## Directive
Copy each line of the records that holds the string "milione".

Saved entries
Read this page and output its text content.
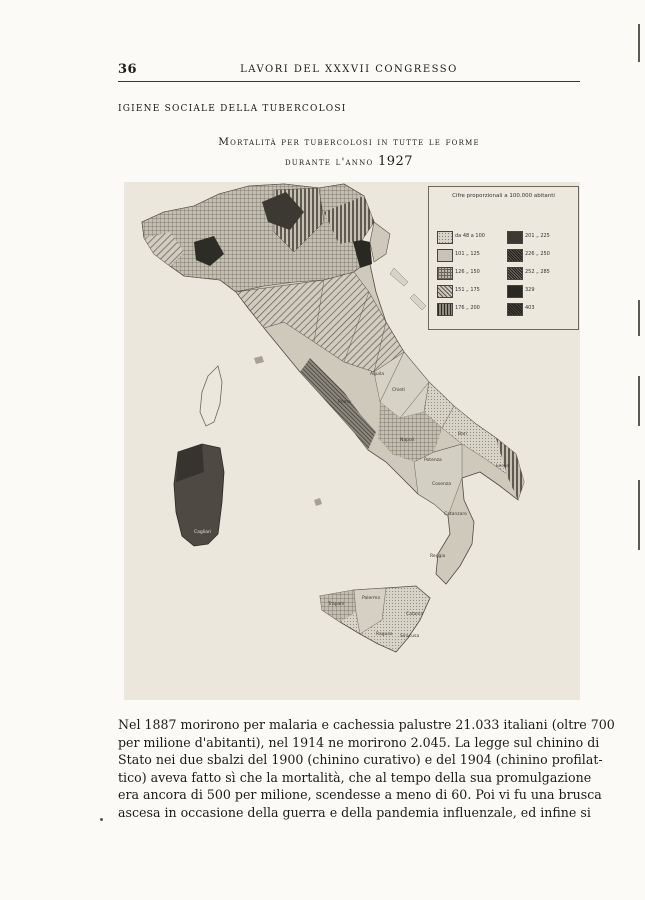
36	LAVORI DEL XXXVII CONGRESSO
IGIENE SOCIALE DELLA TUBERCOLOSI
Mortalità per tubercolosi in tutte le forme
durante l'anno 1927
Roma
Aquila
Chieti
Napoli
Potenza
Bari
Lecce
Cosenza
Catanzaro
Reggio
Palermo
Trapani
Catania
Siracusa
Ragusa
Cagliari
Cifre proporzionali a 100.000 abitanti
da 48 a 100
101 „ 125
126 „ 150
151 „ 175
176 „ 200
201 „ 225
226 „ 250
252 „ 285
329
403
Nel 1887 morirono per malaria e cachessia palustre 21.033 italiani (oltre 700
per milione d'abitanti), nel 1914 ne morirono 2.045. La legge sul chinino di
Stato nei due sbalzi del 1900 (chinino curativo) e del 1904 (chinino profilat-
tico) aveva fatto sì che la mortalità, che al tempo della sua promulgazione
era ancora di 500 per milione, scendesse a meno di 60. Poi vi fu una brusca
ascesa in occasione della guerra e della pandemia influenzale, ed infine si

## Response to this exercise
per milione d'abitanti), nel 1914 ne morirono 2.045. La legge sul chinino di
era ancora di 500 per milione, scendesse a meno di 60. Poi vi fu una brusca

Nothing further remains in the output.